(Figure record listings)
>> begin

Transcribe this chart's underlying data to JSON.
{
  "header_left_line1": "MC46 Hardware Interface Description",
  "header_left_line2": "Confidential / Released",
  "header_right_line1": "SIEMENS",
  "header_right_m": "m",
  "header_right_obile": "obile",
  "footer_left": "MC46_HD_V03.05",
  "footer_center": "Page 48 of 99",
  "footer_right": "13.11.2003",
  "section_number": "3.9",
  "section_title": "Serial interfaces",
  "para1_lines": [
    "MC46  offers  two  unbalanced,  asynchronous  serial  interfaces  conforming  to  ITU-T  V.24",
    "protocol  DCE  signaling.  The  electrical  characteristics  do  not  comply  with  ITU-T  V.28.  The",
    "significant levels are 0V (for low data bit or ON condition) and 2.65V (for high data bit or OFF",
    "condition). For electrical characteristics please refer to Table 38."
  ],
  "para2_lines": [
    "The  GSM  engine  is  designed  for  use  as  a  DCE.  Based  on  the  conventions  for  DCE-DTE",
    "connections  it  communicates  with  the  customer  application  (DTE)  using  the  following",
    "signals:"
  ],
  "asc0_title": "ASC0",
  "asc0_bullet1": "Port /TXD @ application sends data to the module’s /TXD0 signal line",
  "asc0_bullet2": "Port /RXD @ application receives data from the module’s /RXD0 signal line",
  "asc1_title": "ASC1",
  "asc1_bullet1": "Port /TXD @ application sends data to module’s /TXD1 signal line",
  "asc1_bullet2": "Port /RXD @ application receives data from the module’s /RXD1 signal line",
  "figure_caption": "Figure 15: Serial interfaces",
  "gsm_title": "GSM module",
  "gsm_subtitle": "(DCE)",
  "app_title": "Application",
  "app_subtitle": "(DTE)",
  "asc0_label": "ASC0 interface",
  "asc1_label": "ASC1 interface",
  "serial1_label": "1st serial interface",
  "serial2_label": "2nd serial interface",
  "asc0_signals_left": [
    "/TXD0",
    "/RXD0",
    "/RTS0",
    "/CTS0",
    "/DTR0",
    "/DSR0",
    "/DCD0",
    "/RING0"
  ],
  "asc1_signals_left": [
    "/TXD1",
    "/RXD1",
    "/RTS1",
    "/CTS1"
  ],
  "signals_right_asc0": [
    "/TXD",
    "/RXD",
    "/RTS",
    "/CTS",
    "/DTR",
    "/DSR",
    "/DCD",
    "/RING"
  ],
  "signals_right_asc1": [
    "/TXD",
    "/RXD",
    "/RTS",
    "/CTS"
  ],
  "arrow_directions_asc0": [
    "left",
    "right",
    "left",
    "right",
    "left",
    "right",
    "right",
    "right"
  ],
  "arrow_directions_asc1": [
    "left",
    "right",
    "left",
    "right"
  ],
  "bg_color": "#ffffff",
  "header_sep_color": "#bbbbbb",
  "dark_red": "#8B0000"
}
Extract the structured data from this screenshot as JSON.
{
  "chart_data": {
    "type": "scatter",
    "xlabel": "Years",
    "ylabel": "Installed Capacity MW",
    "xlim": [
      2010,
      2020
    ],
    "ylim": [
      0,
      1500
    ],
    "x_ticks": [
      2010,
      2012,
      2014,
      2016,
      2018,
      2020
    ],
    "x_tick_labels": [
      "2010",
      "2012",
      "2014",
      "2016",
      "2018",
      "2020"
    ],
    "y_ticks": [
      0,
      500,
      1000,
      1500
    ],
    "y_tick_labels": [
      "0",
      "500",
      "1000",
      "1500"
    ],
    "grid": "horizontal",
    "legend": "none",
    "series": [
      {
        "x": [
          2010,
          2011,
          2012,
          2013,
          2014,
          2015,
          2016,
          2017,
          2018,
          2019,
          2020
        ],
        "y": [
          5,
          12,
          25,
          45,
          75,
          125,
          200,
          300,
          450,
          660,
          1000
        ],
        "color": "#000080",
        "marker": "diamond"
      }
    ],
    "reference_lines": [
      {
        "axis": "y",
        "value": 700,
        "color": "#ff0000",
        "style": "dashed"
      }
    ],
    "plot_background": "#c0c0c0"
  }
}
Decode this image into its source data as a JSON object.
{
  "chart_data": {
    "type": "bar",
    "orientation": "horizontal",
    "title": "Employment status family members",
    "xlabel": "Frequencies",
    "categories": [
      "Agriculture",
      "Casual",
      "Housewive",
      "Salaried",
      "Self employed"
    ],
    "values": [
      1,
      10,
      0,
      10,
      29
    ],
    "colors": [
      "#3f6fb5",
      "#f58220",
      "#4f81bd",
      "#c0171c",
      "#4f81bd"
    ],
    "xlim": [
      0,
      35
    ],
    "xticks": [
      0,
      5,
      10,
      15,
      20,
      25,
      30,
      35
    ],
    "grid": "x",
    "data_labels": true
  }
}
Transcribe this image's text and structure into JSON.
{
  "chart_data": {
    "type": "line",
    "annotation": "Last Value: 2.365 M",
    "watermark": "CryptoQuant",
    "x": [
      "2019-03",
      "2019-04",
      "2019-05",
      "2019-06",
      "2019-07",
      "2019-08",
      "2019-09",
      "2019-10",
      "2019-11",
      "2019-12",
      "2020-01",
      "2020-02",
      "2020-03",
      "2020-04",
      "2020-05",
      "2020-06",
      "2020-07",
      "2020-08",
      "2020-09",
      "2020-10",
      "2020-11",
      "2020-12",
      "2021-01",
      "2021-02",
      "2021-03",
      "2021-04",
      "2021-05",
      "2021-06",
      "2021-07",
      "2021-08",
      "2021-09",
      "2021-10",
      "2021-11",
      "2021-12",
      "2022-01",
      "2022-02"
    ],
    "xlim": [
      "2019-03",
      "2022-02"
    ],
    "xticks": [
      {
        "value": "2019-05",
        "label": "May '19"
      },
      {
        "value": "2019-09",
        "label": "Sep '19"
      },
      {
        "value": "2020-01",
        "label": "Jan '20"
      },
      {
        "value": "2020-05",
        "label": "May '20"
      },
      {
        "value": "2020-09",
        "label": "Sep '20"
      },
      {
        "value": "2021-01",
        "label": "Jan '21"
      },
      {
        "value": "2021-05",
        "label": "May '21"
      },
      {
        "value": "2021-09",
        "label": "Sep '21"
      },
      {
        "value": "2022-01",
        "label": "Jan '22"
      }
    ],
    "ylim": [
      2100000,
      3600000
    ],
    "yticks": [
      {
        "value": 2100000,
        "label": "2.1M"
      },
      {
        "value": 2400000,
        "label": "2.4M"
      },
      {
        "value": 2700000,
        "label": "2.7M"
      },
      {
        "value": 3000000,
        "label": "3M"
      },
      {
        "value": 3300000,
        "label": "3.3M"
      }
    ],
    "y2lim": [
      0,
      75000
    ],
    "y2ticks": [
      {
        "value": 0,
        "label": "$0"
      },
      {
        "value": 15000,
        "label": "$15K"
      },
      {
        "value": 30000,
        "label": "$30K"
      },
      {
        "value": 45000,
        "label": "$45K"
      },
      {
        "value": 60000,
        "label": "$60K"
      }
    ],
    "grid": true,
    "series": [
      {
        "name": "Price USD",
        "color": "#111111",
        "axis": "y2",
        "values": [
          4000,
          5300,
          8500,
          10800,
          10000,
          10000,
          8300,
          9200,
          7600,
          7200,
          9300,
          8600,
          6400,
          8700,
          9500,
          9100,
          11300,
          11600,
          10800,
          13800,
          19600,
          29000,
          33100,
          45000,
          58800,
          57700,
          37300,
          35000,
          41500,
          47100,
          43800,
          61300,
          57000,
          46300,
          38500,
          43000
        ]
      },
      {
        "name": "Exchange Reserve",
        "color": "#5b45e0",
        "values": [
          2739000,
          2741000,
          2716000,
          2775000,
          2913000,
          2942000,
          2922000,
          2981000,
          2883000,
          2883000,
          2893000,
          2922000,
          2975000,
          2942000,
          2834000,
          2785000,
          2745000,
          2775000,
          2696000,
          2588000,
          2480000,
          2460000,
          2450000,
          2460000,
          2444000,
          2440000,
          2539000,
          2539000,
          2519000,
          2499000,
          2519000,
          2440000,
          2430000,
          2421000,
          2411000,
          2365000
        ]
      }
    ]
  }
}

>> end

● Work instructions: Which lines of the data above contain "into"? Copy each one.

● Response to this task:
Decode this image into its source data as a JSON object.
Transcribe this image's text and structure into JSON.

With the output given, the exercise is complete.